* What the task asks
Only the pictures are to be left out; set down the rest of the records exactly.
╭─ Records provided
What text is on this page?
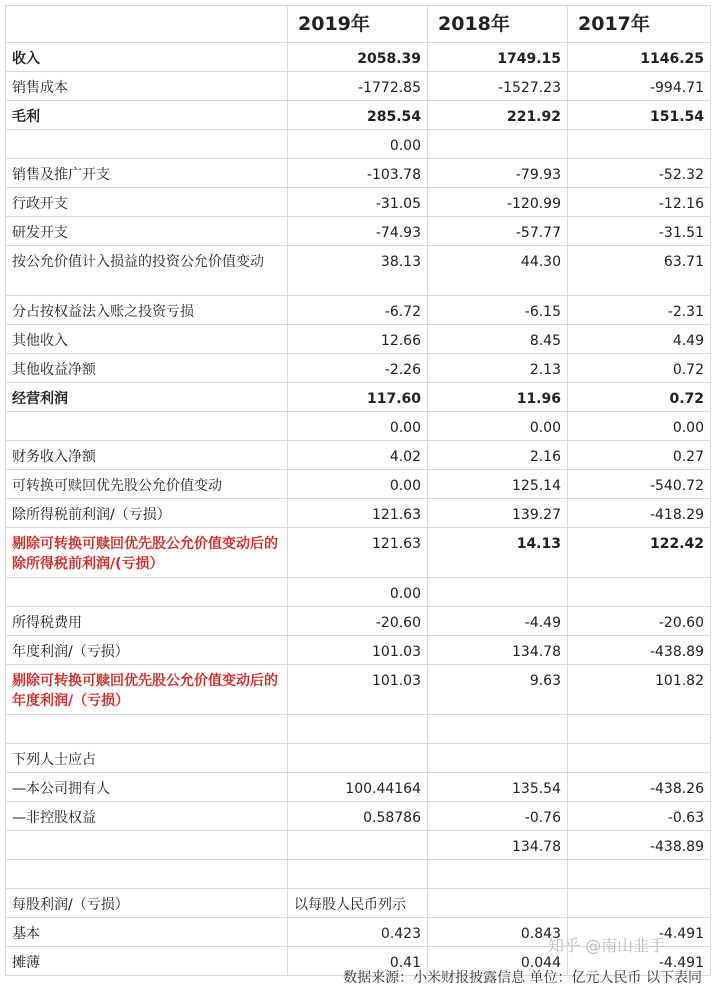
	2019年	2018年	2017年
收入	2058.39	1749.15	1146.25
销售成本	-1772.85	-1527.23	-994.71
毛利	285.54	221.92	151.54
	0.00		
销售及推广开支	-103.78	-79.93	-52.32
行政开支	-31.05	-120.99	-12.16
研发开支	-74.93	-57.77	-31.51
按公允价值计入损益的投资公允价值变动	38.13	44.30	63.71
分占按权益法入账之投资亏损	-6.72	-6.15	-2.31
其他收入	12.66	8.45	4.49
其他收益净额	-2.26	2.13	0.72
经营利润	117.60	11.96	0.72
	0.00	0.00	0.00
财务收入净额	4.02	2.16	0.27
可转换可赎回优先股公允价值变动	0.00	125.14	-540.72
除所得税前利润/（亏损）	121.63	139.27	-418.29
剔除可转换可赎回优先股公允价值变动后的除所得税前利润/(亏损）	121.63	14.13	122.42
	0.00		
所得税费用	-20.60	-4.49	-20.60
年度利润/（亏损）	101.03	134.78	-438.89
剔除可转换可赎回优先股公允价值变动后的年度利润/（亏损）	101.03	9.63	101.82

下列人士应占			
—本公司拥有人	100.44164	135.54	-438.26
—非控股权益	0.58786	-0.76	-0.63
		134.78	-438.89

每股利润/（亏损）	以每股人民币列示		
基本	0.423	0.843	-4.491
摊薄	0.41	0.044	-4.491
知乎 @南山韭手
数据来源：小米财报披露信息 单位：亿元人民币 以下表同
╰─
* Response to this exercise
What text is on this page?
	2019年	2018年	2017年
收入	2058.39	1749.15	1146.25
销售成本	-1772.85	-1527.23	-994.71
毛利	285.54	221.92	151.54
	0.00		
销售及推广开支	-103.78	-79.93	-52.32
行政开支	-31.05	-120.99	-12.16
研发开支	-74.93	-57.77	-31.51
按公允价值计入损益的投资公允价值变动	38.13	44.30	63.71
分占按权益法入账之投资亏损	-6.72	-6.15	-2.31
其他收入	12.66	8.45	4.49
其他收益净额	-2.26	2.13	0.72
经营利润	117.60	11.96	0.72
	0.00	0.00	0.00
财务收入净额	4.02	2.16	0.27
可转换可赎回优先股公允价值变动	0.00	125.14	-540.72
除所得税前利润/（亏损）	121.63	139.27	-418.29
剔除可转换可赎回优先股公允价值变动后的除所得税前利润/(亏损）	121.63	14.13	122.42
	0.00		
所得税费用	-20.60	-4.49	-20.60
年度利润/（亏损）	101.03	134.78	-438.89
剔除可转换可赎回优先股公允价值变动后的年度利润/（亏损）	101.03	9.63	101.82

下列人士应占			
—本公司拥有人	100.44164	135.54	-438.26
—非控股权益	0.58786	-0.76	-0.63
		134.78	-438.89

每股利润/（亏损）	以每股人民币列示		
基本	0.423	0.843	-4.491
摊薄	0.41	0.044	-4.491
知乎 @南山韭手
数据来源：小米财报披露信息 单位：亿元人民币 以下表同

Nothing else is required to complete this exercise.